Bei der Bundestagswahl 1990 die Wahlbeteiligung der 21-25jährigen laut Bundeswahlstatistik um immerhin 14,5 % unter dem Bevölkerungsdurchschnitt. Für 1994 und 1998 liegt keine Bundeswahlstatistik vor, allerdings dürfte der Trend zur Wahlenthaltung ungebrochen sein (Angesichts einer von 1983 bis 1990 verdoppelten Zahl von Nichtwählern (1990: 62,9 %, das bedeutet einen Rückgang von 21,6%) scheint die junge Generation hier so etwas wie die Spitze des Eisberges zu bilden, in der die Probleme, die zu einer breiten gesellschaftlichen Abwendung von den Formen traditioneller Politik führen, kumulieren. Bei den Landtagswahlen ist der Trend noch stärker: zwischen 1972 bis 1976 und 1998 bis 2000 ist die Wahlbeteiligung Jugendlicher von 70,6 auf 48,2 % gesunken, das bedeutet einen Rückgang von 22,4 % (vgl. WIESENDAHL 2001, siehe M 01.03)

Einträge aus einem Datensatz
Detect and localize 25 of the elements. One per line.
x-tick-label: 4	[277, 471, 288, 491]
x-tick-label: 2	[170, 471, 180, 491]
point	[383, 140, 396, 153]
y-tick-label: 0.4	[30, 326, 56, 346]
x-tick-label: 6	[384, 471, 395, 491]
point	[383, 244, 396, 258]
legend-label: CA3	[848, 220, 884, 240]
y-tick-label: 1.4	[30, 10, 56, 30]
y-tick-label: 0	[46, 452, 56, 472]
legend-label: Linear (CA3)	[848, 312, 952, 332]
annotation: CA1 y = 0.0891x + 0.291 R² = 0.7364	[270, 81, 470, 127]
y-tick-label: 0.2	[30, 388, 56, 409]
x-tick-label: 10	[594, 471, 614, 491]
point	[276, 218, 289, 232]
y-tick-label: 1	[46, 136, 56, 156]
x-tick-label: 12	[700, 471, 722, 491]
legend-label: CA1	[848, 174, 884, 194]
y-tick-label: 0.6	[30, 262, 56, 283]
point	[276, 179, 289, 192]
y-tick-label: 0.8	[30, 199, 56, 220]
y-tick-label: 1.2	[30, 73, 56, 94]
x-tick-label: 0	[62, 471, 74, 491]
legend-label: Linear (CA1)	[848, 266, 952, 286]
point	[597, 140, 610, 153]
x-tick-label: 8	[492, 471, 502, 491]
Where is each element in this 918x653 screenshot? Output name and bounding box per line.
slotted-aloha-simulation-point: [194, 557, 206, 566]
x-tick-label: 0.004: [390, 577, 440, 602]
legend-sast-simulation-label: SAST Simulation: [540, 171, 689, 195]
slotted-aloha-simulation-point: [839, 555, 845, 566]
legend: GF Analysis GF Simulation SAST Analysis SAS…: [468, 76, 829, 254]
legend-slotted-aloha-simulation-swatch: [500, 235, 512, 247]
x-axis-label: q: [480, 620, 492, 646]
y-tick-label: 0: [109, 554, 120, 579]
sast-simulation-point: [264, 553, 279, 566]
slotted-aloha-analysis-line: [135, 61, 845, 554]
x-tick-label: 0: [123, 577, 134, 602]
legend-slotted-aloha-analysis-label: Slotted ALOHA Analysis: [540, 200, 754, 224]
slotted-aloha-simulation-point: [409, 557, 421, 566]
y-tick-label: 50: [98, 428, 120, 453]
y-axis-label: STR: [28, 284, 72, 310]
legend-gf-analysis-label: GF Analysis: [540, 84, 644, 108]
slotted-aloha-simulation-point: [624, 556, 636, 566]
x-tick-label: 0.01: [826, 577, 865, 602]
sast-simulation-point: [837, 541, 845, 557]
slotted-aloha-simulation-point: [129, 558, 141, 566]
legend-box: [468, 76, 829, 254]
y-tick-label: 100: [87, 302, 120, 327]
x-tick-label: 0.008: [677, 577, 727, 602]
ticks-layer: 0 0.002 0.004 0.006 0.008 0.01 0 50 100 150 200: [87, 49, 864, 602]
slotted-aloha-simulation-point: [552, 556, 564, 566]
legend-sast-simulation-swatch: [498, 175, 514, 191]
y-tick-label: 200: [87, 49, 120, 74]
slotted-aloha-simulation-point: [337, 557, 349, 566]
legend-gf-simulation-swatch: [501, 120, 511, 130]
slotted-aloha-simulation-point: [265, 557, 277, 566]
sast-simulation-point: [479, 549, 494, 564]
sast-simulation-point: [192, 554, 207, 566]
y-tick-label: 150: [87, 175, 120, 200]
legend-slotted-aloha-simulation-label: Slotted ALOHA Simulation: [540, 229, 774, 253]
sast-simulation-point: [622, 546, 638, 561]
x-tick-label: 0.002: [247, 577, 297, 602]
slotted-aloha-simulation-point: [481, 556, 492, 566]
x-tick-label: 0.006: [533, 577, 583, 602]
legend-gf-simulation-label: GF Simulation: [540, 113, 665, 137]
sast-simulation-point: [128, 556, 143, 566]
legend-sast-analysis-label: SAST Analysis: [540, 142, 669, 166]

[AUFGABEN]
A) Gib aus dem Text zur Wahlbeteiligung junger Menschen den Abschnitt von "Bei der Bundestagswahl" bis "siehe M 01.03)" wörtlich wieder.
B) Schreib, wie der Text zur Wahlbeteiligung junger Menschen nach seinem letzten Satz weitergeht.

[ANTWORTEN]
A)
Bei der Bundestagswahl 1990 die Wahlbeteiligung der 21-25jährigen laut Bundeswahlstatistik um immerhin 14,5 % unter dem Bevölkerungsdurchschnitt. Für 1994 und 1998 liegt keine Bundeswahlstatistik vor, allerdings dürfte der Trend zur Wahlenthaltung ungebrochen sein (Angesichts einer von 1983 bis 1990 verdoppelten Zahl von Nichtwählern (1990: 62,9 %, das bedeutet einen Rückgang von 21,6%) scheint die junge Generation hier so etwas wie die Spitze des Eisberges zu bilden, in der die Probleme, die zu einer breiten gesellschaftlichen Abwendung von den Formen traditioneller Politik führen, kumulieren. Bei den Landtagswahlen ist der Trend noch stärker: zwischen 1972 bis 1976 und 1998 bis 2000 ist die Wahlbeteiligung Jugendlicher von 70,6 auf 48,2 % gesunken, das bedeutet einen Rückgang von 22,4 % (vgl. WIESENDAHL 2001, siehe M 01.03)

B)
Fragt man nach dem Vertrauen Jugendlicher in politische Institutionen, so schneidet die "etablierte Politik" von Bundesregierung und Bundestag und hier insbesondere die politischen Parteien sehr schlecht ab, vor allem in Ostdeutschland. Nur 13 % der ostdeutschen Jugendlichen haben großes Vertrauen in Parteien, in Westdeutschland sind dies immerhin noch 21 %. Exekutive und judikative Organisationen wie das Bundesverfassungsgericht oder auch die Polizei und nicht etablierte Politik wie in Bürgerinitiativen schneiden bei der "Vertrauensfrage" deutlich besser ab. (Vgl. GAISER 2000, S. 17, siehe nebenstehende Tabelle "Vertrauen in Institutionen".)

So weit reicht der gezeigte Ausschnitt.